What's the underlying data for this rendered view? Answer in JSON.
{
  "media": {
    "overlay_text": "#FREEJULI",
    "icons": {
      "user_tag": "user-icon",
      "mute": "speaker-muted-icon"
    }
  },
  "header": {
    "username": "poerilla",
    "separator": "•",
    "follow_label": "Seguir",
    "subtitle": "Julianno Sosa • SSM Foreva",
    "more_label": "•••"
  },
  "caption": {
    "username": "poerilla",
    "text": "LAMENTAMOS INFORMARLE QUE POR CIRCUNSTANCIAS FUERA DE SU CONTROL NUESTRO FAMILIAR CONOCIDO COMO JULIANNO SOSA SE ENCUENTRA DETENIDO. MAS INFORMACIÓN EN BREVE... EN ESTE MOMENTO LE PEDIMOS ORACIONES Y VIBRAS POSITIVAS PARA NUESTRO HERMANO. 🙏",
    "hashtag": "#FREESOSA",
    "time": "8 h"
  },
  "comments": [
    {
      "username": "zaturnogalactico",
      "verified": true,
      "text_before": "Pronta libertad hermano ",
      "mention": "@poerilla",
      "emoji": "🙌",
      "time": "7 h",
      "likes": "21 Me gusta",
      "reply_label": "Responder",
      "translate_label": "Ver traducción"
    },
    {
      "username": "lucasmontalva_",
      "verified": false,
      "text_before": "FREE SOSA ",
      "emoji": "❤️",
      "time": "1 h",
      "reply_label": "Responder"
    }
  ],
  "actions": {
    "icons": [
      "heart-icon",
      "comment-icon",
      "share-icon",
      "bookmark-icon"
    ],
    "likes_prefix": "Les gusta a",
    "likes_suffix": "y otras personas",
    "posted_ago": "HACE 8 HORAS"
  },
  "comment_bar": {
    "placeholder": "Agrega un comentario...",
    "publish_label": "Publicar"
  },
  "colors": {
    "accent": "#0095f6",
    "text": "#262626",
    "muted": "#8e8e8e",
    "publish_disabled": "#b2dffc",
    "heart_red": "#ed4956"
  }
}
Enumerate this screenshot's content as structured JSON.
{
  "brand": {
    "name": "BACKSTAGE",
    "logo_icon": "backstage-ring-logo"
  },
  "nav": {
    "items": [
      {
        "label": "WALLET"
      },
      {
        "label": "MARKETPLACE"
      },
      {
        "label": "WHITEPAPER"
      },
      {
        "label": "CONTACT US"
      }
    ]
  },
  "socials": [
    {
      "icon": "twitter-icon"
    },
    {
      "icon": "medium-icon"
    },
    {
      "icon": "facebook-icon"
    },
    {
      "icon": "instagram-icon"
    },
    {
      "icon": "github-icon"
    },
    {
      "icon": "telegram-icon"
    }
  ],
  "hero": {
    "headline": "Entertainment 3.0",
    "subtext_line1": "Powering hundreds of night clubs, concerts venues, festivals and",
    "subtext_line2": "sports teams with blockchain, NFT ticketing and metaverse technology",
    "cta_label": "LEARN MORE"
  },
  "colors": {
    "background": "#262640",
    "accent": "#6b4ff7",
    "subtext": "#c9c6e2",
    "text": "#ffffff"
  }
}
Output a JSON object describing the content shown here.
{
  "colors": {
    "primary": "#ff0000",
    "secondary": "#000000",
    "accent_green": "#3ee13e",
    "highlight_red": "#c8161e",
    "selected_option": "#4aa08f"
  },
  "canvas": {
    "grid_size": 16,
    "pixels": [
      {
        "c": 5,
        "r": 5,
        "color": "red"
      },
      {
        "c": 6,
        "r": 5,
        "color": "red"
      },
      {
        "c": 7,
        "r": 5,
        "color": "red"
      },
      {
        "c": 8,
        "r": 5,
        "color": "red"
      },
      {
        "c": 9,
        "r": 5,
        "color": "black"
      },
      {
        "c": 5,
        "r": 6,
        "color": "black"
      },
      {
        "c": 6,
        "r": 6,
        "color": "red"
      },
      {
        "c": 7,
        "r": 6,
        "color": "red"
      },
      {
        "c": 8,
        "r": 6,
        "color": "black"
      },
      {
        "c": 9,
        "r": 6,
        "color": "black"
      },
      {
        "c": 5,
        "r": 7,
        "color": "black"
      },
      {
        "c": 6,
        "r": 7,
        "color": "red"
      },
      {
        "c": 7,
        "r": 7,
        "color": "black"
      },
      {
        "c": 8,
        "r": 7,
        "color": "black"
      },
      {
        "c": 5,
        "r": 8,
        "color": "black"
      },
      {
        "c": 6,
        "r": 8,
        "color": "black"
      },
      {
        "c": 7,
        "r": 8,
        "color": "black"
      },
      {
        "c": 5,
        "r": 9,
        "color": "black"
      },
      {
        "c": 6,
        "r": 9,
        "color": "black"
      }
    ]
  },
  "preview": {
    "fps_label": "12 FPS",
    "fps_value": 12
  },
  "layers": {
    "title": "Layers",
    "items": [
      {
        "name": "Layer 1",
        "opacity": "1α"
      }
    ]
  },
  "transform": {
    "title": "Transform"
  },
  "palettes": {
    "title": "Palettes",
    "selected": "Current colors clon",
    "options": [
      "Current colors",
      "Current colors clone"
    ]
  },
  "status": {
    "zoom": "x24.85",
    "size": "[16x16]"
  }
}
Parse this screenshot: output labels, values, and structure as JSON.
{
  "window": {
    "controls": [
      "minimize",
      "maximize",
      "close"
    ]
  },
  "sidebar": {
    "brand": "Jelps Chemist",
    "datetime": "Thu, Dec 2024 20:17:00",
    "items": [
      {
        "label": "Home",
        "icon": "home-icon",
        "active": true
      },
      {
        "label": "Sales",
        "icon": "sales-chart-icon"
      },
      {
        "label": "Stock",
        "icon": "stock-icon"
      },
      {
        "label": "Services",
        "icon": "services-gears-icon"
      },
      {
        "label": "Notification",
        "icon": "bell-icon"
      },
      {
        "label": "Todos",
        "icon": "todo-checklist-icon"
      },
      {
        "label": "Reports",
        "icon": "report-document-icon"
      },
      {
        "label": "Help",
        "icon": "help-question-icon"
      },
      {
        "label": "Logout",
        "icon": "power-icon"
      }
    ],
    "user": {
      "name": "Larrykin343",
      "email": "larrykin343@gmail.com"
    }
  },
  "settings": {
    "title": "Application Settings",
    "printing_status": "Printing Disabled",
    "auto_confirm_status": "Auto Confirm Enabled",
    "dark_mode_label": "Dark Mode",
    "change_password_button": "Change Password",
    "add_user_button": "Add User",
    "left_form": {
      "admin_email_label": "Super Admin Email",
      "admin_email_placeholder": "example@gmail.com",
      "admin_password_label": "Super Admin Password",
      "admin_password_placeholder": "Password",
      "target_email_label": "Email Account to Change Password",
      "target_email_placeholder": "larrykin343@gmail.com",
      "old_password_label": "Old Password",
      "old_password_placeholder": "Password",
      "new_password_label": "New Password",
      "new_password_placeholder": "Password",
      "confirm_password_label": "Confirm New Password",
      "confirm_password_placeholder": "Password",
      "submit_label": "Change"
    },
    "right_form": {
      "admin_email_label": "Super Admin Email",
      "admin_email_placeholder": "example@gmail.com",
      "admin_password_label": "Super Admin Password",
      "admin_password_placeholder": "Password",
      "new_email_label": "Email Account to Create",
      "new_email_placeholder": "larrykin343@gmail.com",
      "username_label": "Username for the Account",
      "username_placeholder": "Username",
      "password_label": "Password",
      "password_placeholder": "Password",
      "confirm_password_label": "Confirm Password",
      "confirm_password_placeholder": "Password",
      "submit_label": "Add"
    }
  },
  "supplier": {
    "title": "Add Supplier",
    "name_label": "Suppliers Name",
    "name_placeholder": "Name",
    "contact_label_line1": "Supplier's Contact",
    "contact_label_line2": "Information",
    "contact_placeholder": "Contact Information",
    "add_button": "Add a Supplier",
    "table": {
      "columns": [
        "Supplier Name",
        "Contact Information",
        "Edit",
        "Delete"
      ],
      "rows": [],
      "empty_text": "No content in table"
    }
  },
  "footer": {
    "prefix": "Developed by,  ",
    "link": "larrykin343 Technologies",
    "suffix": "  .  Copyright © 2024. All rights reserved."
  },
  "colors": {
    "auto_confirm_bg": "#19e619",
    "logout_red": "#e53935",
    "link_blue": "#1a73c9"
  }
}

────────────────────────────────────────

**Problem requirements**
Report back each line of the entries that holds the string "this".

**Answer for the task**
What's the underlying data for this rendered view? Answer in JSON.
Enumerate this screenshot's content as structured JSON.
Parse this screenshot: output labels, values, and structure as JSON.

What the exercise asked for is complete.